Stated problem: Print the whole listing exactly.

Extracted records:
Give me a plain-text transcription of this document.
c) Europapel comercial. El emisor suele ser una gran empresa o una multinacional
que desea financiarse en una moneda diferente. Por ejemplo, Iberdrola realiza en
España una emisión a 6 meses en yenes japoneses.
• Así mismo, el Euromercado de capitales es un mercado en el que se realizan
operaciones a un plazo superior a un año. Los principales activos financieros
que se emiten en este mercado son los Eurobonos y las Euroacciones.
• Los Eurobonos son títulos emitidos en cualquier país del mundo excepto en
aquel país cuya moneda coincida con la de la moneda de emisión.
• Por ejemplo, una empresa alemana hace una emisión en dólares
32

Answer in full:
Give me a plain-text transcription of this document.
c) Europapel comercial. El emisor suele ser una gran empresa o una multinacional
que desea financiarse en una moneda diferente. Por ejemplo, Iberdrola realiza en
España una emisión a 6 meses en yenes japoneses.
• Así mismo, el Euromercado de capitales es un mercado en el que se realizan
operaciones a un plazo superior a un año. Los principales activos financieros
que se emiten en este mercado son los Eurobonos y las Euroacciones.
• Los Eurobonos son títulos emitidos en cualquier país del mundo excepto en
aquel país cuya moneda coincida con la de la moneda de emisión.
• Por ejemplo, una empresa alemana hace una emisión en dólares
32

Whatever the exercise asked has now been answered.